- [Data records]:
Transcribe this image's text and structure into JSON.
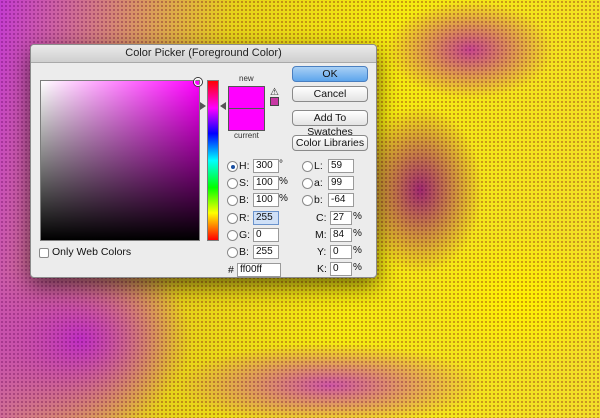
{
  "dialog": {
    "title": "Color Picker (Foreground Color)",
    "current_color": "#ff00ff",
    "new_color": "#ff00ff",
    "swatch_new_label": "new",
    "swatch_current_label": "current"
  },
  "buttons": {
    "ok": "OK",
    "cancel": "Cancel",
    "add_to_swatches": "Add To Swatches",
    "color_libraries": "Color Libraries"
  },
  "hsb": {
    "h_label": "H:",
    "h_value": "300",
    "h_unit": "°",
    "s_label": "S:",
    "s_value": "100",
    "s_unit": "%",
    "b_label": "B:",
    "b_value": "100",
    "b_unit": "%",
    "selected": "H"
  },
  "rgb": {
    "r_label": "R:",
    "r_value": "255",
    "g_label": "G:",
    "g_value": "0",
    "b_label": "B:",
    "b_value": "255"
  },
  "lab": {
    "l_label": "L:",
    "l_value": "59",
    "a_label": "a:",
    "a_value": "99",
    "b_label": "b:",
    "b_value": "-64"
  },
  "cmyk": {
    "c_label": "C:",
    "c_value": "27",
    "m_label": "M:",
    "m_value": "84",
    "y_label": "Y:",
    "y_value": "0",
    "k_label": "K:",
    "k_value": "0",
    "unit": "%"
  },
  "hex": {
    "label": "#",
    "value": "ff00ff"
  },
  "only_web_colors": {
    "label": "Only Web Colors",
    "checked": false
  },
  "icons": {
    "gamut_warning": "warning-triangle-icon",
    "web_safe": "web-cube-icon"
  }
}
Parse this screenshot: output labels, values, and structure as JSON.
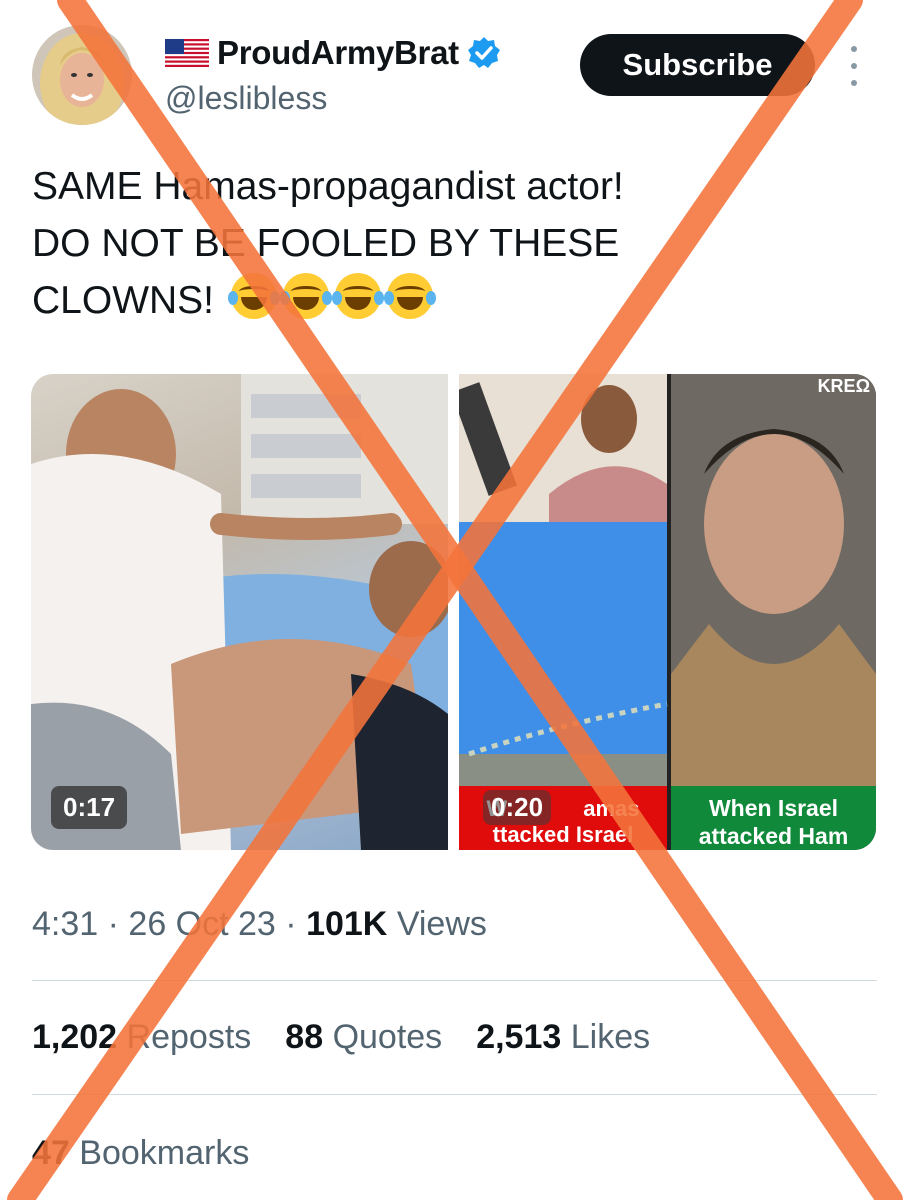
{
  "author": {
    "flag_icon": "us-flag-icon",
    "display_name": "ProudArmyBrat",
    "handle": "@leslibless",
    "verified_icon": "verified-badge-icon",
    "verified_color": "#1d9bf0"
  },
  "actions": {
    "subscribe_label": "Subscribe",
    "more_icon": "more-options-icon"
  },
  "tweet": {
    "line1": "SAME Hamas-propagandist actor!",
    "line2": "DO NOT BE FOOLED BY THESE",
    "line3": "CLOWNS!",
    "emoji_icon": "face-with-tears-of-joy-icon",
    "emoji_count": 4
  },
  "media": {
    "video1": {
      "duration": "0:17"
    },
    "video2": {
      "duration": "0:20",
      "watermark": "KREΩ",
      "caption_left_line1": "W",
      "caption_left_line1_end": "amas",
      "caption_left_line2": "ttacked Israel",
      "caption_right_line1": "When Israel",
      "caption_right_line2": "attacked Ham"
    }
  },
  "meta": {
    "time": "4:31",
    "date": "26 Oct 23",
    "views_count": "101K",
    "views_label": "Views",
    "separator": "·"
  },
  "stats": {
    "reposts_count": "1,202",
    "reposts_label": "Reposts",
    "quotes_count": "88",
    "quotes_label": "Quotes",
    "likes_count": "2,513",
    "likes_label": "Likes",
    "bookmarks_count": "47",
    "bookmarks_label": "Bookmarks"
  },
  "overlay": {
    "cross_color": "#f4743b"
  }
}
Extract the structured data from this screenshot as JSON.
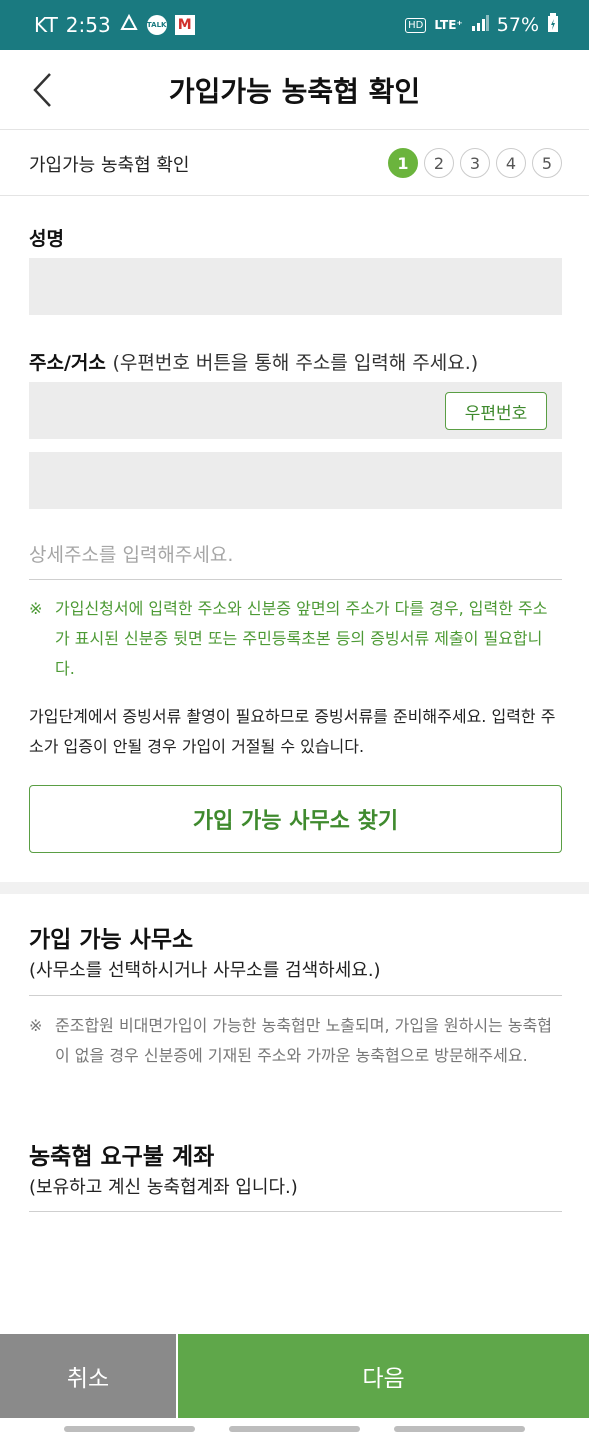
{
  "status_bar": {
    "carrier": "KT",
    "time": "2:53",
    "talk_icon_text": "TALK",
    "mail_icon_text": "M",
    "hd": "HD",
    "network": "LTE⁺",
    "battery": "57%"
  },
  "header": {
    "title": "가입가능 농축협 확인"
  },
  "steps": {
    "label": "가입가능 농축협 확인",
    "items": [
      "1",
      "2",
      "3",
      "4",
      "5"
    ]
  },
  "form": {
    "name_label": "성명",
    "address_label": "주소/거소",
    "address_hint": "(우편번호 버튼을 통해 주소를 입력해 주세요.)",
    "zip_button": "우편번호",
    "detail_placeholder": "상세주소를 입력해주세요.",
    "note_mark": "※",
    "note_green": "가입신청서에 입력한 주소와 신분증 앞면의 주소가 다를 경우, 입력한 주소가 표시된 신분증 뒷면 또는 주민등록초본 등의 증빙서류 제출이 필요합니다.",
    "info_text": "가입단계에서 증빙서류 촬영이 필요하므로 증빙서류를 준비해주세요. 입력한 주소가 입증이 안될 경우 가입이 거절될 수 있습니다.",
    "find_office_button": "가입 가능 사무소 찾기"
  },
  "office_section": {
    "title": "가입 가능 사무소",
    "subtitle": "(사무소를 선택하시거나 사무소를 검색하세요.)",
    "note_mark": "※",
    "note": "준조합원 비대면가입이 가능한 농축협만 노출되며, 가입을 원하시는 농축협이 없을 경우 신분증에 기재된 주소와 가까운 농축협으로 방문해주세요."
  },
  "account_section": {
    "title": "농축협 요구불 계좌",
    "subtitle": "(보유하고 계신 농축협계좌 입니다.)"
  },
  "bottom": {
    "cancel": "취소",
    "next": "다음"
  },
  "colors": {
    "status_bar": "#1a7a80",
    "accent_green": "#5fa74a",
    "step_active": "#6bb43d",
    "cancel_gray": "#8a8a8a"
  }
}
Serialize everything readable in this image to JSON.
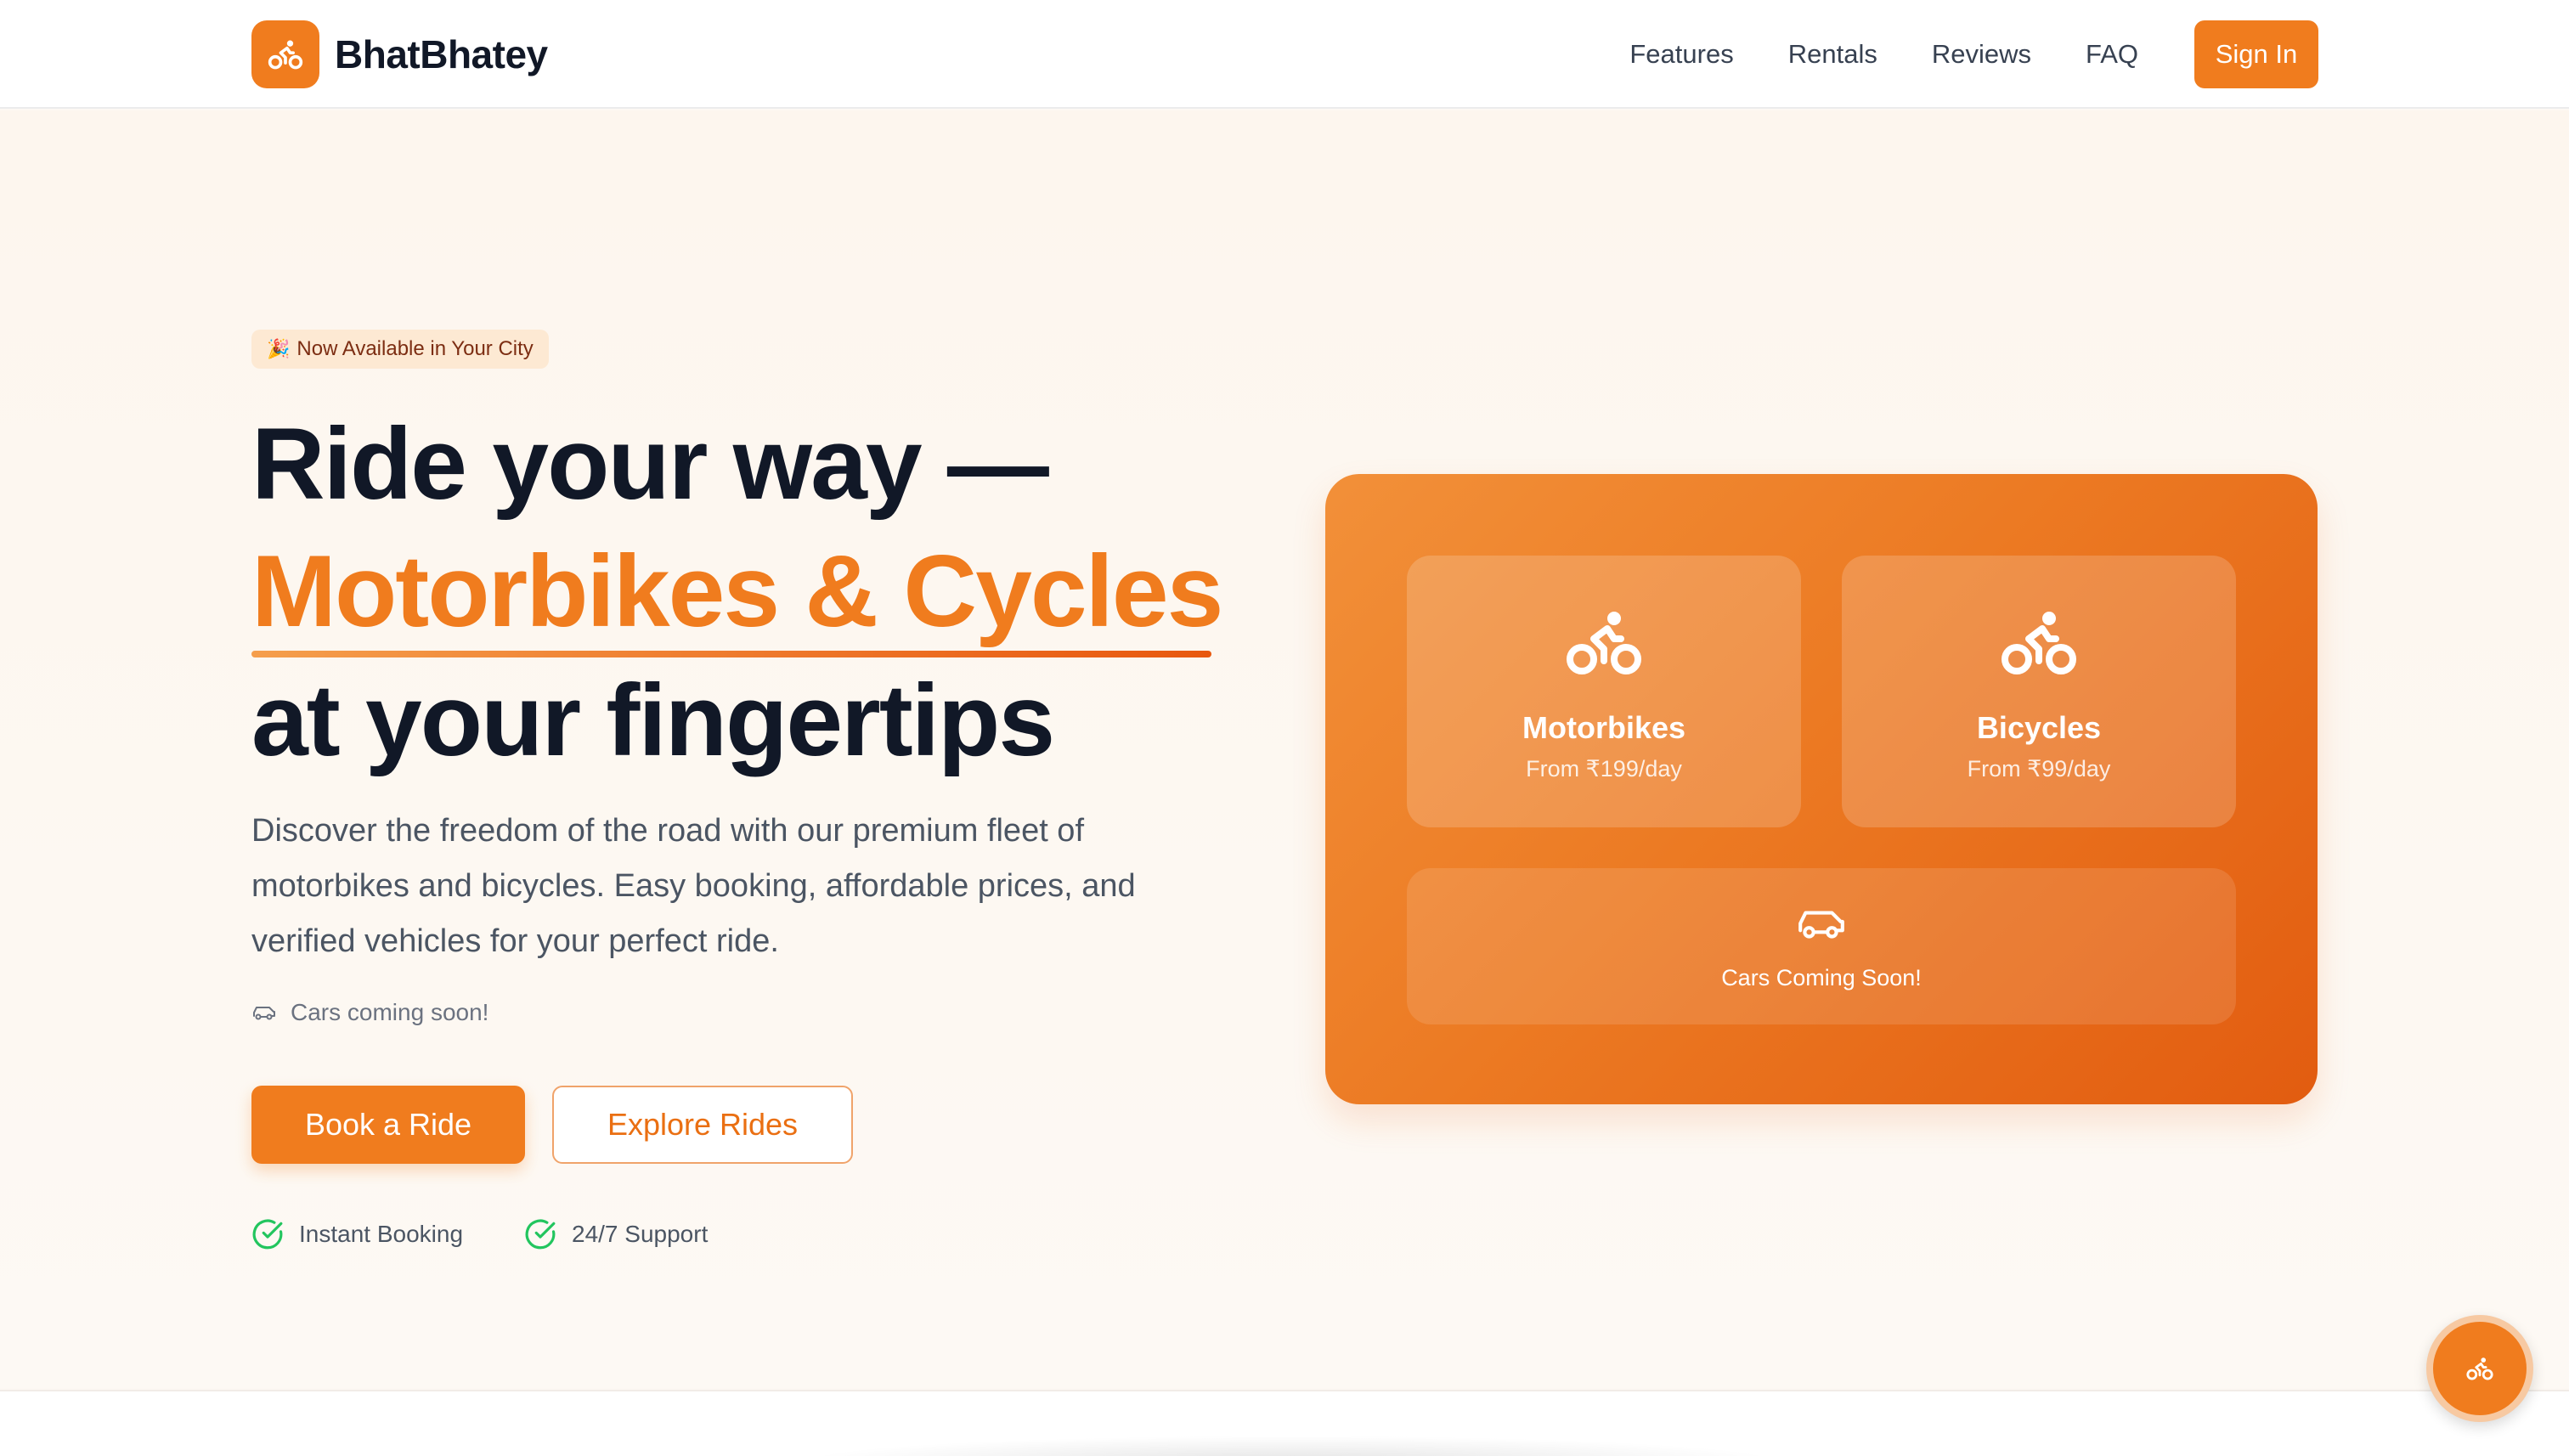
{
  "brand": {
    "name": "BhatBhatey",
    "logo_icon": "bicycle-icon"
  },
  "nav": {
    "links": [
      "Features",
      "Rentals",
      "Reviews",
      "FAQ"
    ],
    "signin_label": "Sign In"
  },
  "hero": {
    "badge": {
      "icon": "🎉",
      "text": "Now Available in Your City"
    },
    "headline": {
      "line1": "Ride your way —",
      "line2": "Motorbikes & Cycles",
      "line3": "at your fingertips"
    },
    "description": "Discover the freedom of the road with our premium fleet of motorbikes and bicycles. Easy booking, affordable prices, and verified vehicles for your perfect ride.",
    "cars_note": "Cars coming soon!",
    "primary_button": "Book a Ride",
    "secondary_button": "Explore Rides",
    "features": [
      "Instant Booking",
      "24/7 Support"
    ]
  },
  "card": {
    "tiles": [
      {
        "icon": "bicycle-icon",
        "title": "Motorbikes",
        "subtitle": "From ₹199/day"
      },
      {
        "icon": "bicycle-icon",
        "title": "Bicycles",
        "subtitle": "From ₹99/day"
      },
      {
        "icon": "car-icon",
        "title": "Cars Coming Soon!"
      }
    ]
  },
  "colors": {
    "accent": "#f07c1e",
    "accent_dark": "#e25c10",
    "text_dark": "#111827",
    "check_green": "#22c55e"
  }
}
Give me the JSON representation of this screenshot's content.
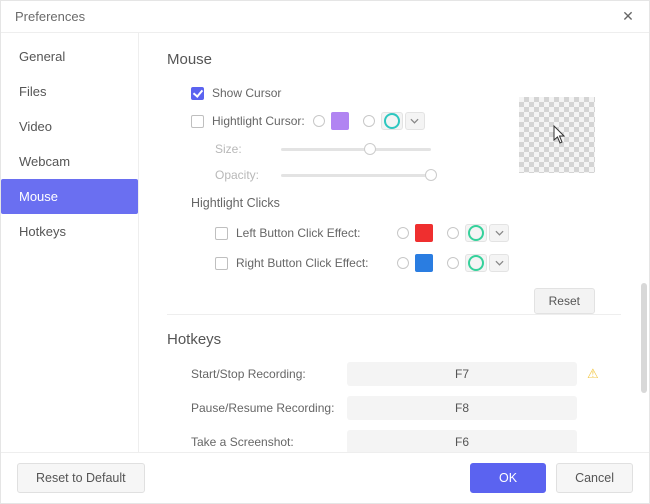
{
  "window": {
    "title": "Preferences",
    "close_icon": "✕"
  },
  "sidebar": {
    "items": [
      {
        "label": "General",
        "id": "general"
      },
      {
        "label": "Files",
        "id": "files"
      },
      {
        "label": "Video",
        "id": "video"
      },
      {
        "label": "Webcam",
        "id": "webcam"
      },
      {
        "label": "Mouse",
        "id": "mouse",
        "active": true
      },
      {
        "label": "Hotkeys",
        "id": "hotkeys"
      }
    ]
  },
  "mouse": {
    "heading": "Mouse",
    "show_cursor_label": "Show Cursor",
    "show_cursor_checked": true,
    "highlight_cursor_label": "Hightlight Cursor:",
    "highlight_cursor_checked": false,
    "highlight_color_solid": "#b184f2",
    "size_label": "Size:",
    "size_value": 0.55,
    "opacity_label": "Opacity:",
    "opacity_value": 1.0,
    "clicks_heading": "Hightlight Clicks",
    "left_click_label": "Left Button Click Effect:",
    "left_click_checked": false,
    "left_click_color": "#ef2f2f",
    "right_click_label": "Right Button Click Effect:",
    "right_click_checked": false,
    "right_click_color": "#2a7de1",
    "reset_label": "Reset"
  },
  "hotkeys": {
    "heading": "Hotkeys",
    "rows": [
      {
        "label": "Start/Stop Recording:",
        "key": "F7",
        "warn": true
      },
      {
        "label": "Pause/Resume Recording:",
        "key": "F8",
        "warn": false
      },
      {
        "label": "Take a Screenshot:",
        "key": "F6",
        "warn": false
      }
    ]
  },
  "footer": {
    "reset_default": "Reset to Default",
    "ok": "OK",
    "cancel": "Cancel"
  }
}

- [Directions]: Check each line of the records for "Effect" and copy the ones that contain it.

- [Correct response]:
    "left_click_label": "Left Button Click Effect:",
    "right_click_label": "Right Button Click Effect:",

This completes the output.